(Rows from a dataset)

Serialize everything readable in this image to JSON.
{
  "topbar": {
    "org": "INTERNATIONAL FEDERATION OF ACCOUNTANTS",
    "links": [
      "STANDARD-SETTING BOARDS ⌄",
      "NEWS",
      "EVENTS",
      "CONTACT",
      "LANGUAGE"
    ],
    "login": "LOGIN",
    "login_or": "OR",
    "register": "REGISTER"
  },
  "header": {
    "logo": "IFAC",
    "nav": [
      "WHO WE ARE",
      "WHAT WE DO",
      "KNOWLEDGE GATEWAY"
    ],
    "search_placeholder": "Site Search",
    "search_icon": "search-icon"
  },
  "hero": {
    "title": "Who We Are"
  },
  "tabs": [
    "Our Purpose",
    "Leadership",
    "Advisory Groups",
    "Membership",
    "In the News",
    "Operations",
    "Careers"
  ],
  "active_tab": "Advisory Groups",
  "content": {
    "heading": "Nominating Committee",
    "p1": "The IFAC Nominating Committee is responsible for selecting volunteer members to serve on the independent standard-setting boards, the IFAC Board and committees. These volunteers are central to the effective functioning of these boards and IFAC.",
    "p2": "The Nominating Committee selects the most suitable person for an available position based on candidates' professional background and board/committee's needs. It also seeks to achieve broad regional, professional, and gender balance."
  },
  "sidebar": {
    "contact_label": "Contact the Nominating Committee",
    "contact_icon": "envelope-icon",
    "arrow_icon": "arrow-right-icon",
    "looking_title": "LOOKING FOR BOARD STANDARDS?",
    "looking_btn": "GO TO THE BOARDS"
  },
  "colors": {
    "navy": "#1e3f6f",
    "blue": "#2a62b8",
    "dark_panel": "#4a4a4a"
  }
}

◆ What this task involves
All the data must be duplicated exactly, with nothing added or removed.

◆ Task solution
Serialize everything readable in this image to JSON.
{
  "topbar": {
    "org": "INTERNATIONAL FEDERATION OF ACCOUNTANTS",
    "links": [
      "STANDARD-SETTING BOARDS ⌄",
      "NEWS",
      "EVENTS",
      "CONTACT",
      "LANGUAGE"
    ],
    "login": "LOGIN",
    "login_or": "OR",
    "register": "REGISTER"
  },
  "header": {
    "logo": "IFAC",
    "nav": [
      "WHO WE ARE",
      "WHAT WE DO",
      "KNOWLEDGE GATEWAY"
    ],
    "search_placeholder": "Site Search",
    "search_icon": "search-icon"
  },
  "hero": {
    "title": "Who We Are"
  },
  "tabs": [
    "Our Purpose",
    "Leadership",
    "Advisory Groups",
    "Membership",
    "In the News",
    "Operations",
    "Careers"
  ],
  "active_tab": "Advisory Groups",
  "content": {
    "heading": "Nominating Committee",
    "p1": "The IFAC Nominating Committee is responsible for selecting volunteer members to serve on the independent standard-setting boards, the IFAC Board and committees. These volunteers are central to the effective functioning of these boards and IFAC.",
    "p2": "The Nominating Committee selects the most suitable person for an available position based on candidates' professional background and board/committee's needs. It also seeks to achieve broad regional, professional, and gender balance."
  },
  "sidebar": {
    "contact_label": "Contact the Nominating Committee",
    "contact_icon": "envelope-icon",
    "arrow_icon": "arrow-right-icon",
    "looking_title": "LOOKING FOR BOARD STANDARDS?",
    "looking_btn": "GO TO THE BOARDS"
  },
  "colors": {
    "navy": "#1e3f6f",
    "blue": "#2a62b8",
    "dark_panel": "#4a4a4a"
  }
}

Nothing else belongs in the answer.